Task brief: Please transcribe the records precisely; pictures stay out of your copy.

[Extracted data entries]
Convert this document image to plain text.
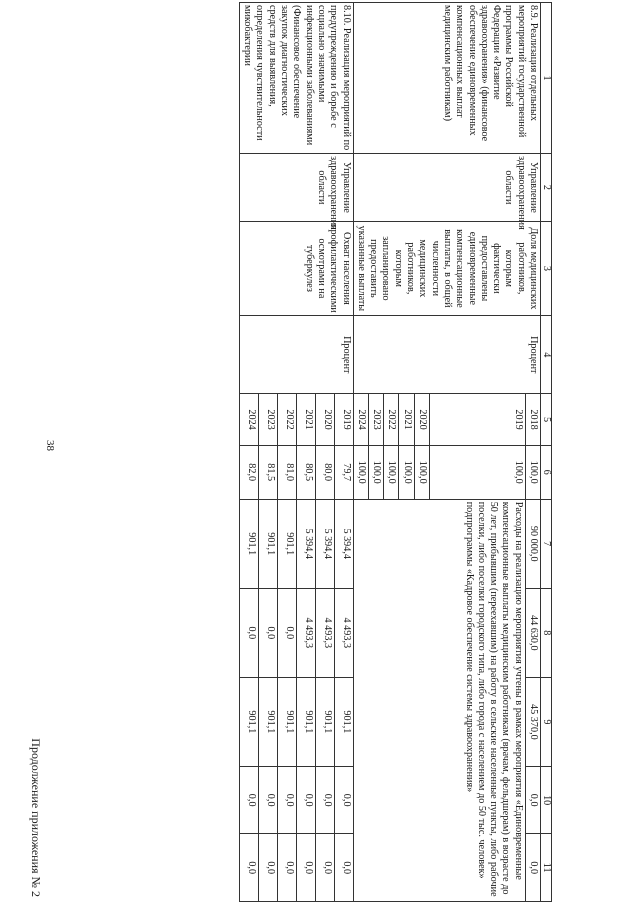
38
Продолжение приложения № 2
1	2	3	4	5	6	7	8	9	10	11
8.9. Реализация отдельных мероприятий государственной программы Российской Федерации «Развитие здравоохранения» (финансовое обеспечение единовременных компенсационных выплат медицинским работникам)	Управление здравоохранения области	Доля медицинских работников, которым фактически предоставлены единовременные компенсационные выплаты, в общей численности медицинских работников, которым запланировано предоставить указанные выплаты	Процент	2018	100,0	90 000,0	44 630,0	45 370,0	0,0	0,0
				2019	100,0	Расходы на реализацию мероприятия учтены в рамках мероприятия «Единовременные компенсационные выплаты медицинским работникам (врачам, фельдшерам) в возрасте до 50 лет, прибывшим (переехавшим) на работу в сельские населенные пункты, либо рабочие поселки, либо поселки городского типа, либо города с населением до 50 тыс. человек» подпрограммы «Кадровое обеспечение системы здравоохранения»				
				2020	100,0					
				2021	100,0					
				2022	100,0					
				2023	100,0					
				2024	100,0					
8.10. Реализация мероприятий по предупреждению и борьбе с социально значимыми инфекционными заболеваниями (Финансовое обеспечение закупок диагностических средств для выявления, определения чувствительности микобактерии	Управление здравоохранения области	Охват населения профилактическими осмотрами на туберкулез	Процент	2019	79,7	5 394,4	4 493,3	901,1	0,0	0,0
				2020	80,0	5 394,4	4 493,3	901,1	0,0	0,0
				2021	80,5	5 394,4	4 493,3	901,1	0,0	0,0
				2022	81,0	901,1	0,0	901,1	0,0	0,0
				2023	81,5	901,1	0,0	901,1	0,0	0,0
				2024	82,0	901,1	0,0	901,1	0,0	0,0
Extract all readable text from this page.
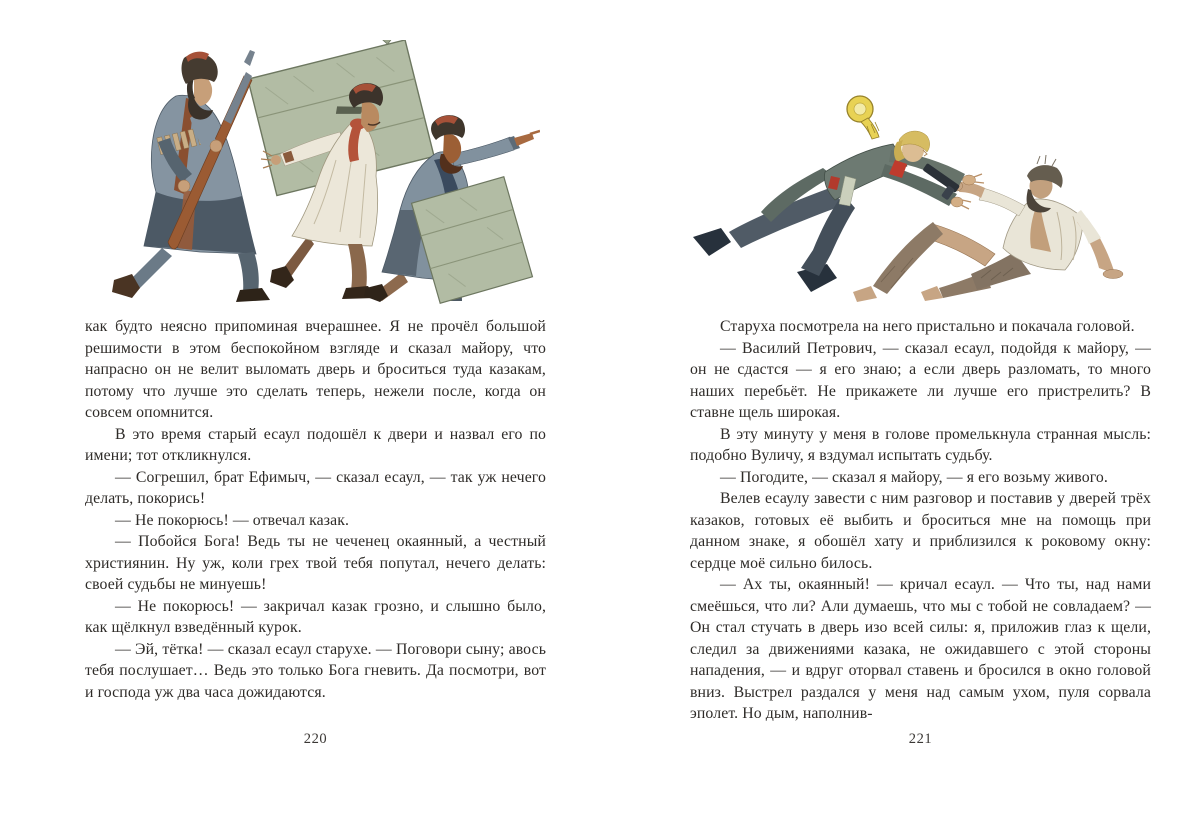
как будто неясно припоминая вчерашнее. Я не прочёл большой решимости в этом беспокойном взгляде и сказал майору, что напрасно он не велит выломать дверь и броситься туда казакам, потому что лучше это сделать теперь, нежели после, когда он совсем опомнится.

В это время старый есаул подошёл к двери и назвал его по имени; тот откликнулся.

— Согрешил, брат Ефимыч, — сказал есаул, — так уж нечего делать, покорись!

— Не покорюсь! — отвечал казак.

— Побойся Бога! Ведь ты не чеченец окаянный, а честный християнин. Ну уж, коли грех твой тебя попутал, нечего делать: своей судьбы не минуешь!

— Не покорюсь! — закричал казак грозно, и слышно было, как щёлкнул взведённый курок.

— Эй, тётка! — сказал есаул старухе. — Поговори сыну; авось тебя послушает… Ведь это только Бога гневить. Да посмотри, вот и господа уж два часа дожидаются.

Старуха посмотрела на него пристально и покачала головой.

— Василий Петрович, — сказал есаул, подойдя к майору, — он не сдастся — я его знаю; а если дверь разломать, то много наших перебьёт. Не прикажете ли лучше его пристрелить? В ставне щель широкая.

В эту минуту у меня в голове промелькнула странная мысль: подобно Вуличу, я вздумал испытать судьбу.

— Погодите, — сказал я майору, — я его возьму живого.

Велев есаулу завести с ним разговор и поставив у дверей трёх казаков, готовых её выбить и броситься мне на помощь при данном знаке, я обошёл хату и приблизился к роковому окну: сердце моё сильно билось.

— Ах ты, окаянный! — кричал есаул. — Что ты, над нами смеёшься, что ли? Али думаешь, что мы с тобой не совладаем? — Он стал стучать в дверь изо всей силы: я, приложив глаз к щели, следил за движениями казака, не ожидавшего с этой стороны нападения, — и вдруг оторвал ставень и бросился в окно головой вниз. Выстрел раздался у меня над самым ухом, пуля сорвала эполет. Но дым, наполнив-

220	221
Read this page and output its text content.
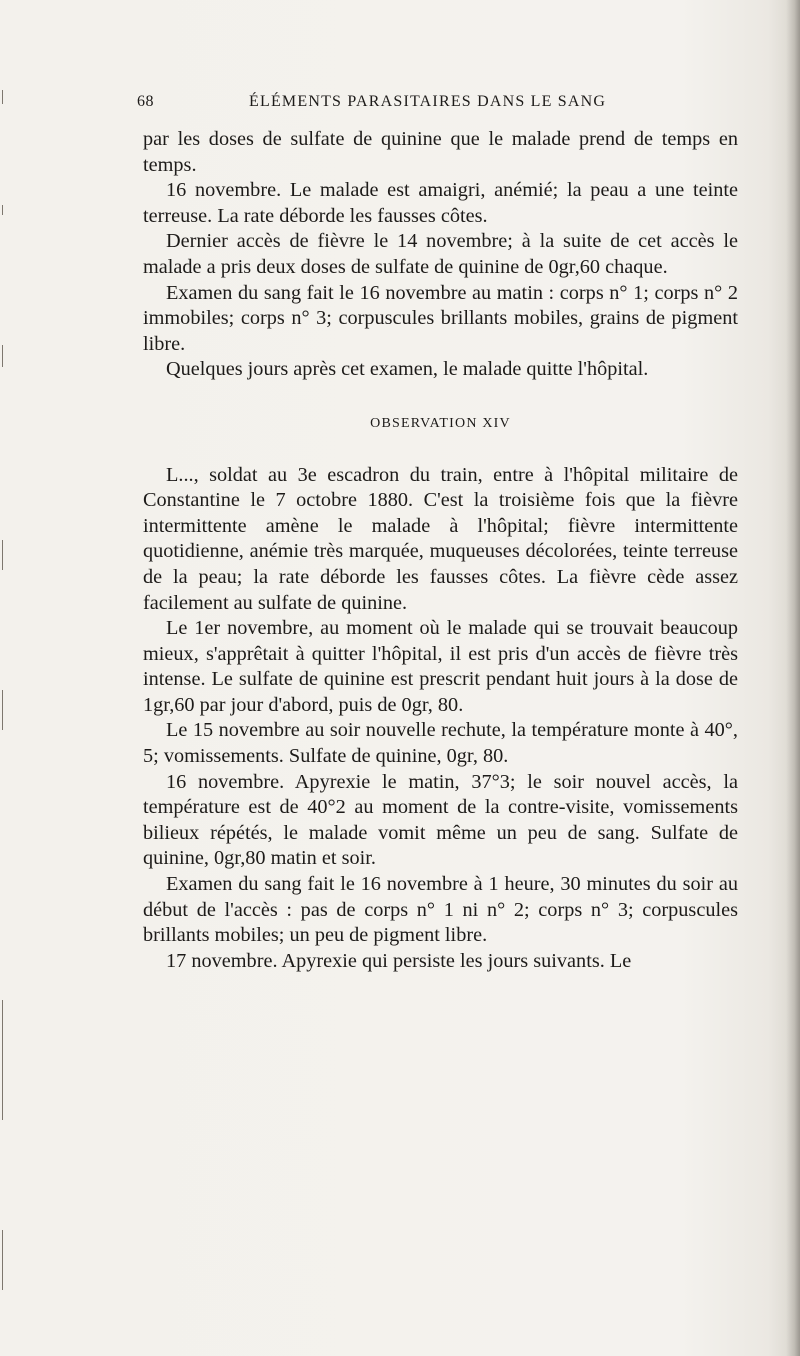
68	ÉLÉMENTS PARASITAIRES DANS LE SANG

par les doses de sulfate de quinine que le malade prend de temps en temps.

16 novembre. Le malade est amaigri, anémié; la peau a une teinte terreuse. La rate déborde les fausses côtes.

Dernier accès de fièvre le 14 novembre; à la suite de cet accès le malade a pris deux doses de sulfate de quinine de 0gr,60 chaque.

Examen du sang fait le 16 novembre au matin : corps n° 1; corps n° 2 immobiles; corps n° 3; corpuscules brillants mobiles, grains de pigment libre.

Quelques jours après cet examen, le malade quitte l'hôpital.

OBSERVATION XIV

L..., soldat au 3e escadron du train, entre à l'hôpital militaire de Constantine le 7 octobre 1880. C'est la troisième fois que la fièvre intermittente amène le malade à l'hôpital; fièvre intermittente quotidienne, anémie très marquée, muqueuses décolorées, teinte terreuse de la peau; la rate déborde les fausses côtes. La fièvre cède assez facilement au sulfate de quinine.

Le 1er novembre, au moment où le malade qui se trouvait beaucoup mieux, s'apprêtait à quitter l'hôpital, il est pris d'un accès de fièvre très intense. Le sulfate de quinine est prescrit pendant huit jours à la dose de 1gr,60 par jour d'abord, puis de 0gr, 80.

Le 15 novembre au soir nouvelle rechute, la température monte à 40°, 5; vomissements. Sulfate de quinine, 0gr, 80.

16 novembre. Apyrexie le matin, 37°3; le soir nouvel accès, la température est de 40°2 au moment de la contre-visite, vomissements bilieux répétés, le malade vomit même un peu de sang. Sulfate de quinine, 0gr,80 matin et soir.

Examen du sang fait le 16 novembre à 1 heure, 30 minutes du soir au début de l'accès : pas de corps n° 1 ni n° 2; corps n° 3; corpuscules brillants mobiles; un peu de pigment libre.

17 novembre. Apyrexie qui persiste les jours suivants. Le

Exercise answer:
Convert this document image to plain text.
38
Продолжение приложения № 2
1	2	3	4	5	6	7	8	9	10	11
8.9. Реализация отдельных мероприятий государственной программы Российской Федерации «Развитие здравоохранения» (финансовое обеспечение единовременных компенсационных выплат медицинским работникам)	Управление здравоохранения области	Доля медицинских работников, которым фактически предоставлены единовременные компенсационные выплаты, в общей численности медицинских работников, которым запланировано предоставить указанные выплаты	Процент	2018	100,0	90 000,0	44 630,0	45 370,0	0,0	0,0
				2019	100,0	Расходы на реализацию мероприятия учтены в рамках мероприятия «Единовременные компенсационные выплаты медицинским работникам (врачам, фельдшерам) в возрасте до 50 лет, прибывшим (переехавшим) на работу в сельские населенные пункты, либо рабочие поселки, либо поселки городского типа, либо города с населением до 50 тыс. человек» подпрограммы «Кадровое обеспечение системы здравоохранения»				
				2020	100,0					
				2021	100,0					
				2022	100,0					
				2023	100,0					
				2024	100,0					
8.10. Реализация мероприятий по предупреждению и борьбе с социально значимыми инфекционными заболеваниями (Финансовое обеспечение закупок диагностических средств для выявления, определения чувствительности микобактерии	Управление здравоохранения области	Охват населения профилактическими осмотрами на туберкулез	Процент	2019	79,7	5 394,4	4 493,3	901,1	0,0	0,0
				2020	80,0	5 394,4	4 493,3	901,1	0,0	0,0
				2021	80,5	5 394,4	4 493,3	901,1	0,0	0,0
				2022	81,0	901,1	0,0	901,1	0,0	0,0
				2023	81,5	901,1	0,0	901,1	0,0	0,0
				2024	82,0	901,1	0,0	901,1	0,0	0,0
Extract all readable text from this page.
как будто неясно припоминая вчерашнее. Я не прочёл большой решимости в этом беспокойном взгляде и сказал майору, что напрасно он не велит выломать дверь и броситься туда казакам, потому что лучше это сделать теперь, нежели после, когда он совсем опомнится.

В это время старый есаул подошёл к двери и назвал его по имени; тот откликнулся.

— Согрешил, брат Ефимыч, — сказал есаул, — так уж нечего делать, покорись!

— Не покорюсь! — отвечал казак.

— Побойся Бога! Ведь ты не чеченец окаянный, а честный християнин. Ну уж, коли грех твой тебя попутал, нечего делать: своей судьбы не минуешь!

— Не покорюсь! — закричал казак грозно, и слышно было, как щёлкнул взведённый курок.

— Эй, тётка! — сказал есаул старухе. — Поговори сыну; авось тебя послушает… Ведь это только Бога гневить. Да посмотри, вот и господа уж два часа дожидаются.

Старуха посмотрела на него пристально и покачала головой.

— Василий Петрович, — сказал есаул, подойдя к майору, — он не сдастся — я его знаю; а если дверь разломать, то много наших перебьёт. Не прикажете ли лучше его пристрелить? В ставне щель широкая.

В эту минуту у меня в голове промелькнула странная мысль: подобно Вуличу, я вздумал испытать судьбу.

— Погодите, — сказал я майору, — я его возьму живого.

Велев есаулу завести с ним разговор и поставив у дверей трёх казаков, готовых её выбить и броситься мне на помощь при данном знаке, я обошёл хату и приблизился к роковому окну: сердце моё сильно билось.

— Ах ты, окаянный! — кричал есаул. — Что ты, над нами смеёшься, что ли? Али думаешь, что мы с тобой не совладаем? — Он стал стучать в дверь изо всей силы: я, приложив глаз к щели, следил за движениями казака, не ожидавшего с этой стороны нападения, — и вдруг оторвал ставень и бросился в окно головой вниз. Выстрел раздался у меня над самым ухом, пуля сорвала эполет. Но дым, наполнив-

220	221
Read this page and output its text content.
68	ÉLÉMENTS PARASITAIRES DANS LE SANG

par les doses de sulfate de quinine que le malade prend de temps en temps.

16 novembre. Le malade est amaigri, anémié; la peau a une teinte terreuse. La rate déborde les fausses côtes.

Dernier accès de fièvre le 14 novembre; à la suite de cet accès le malade a pris deux doses de sulfate de quinine de 0gr,60 chaque.

Examen du sang fait le 16 novembre au matin : corps n° 1; corps n° 2 immobiles; corps n° 3; corpuscules brillants mobiles, grains de pigment libre.

Quelques jours après cet examen, le malade quitte l'hôpital.

OBSERVATION XIV

L..., soldat au 3e escadron du train, entre à l'hôpital militaire de Constantine le 7 octobre 1880. C'est la troisième fois que la fièvre intermittente amène le malade à l'hôpital; fièvre intermittente quotidienne, anémie très marquée, muqueuses décolorées, teinte terreuse de la peau; la rate déborde les fausses côtes. La fièvre cède assez facilement au sulfate de quinine.

Le 1er novembre, au moment où le malade qui se trouvait beaucoup mieux, s'apprêtait à quitter l'hôpital, il est pris d'un accès de fièvre très intense. Le sulfate de quinine est prescrit pendant huit jours à la dose de 1gr,60 par jour d'abord, puis de 0gr, 80.

Le 15 novembre au soir nouvelle rechute, la température monte à 40°, 5; vomissements. Sulfate de quinine, 0gr, 80.

16 novembre. Apyrexie le matin, 37°3; le soir nouvel accès, la température est de 40°2 au moment de la contre-visite, vomissements bilieux répétés, le malade vomit même un peu de sang. Sulfate de quinine, 0gr,80 matin et soir.

Examen du sang fait le 16 novembre à 1 heure, 30 minutes du soir au début de l'accès : pas de corps n° 1 ni n° 2; corps n° 3; corpuscules brillants mobiles; un peu de pigment libre.

17 novembre. Apyrexie qui persiste les jours suivants. Le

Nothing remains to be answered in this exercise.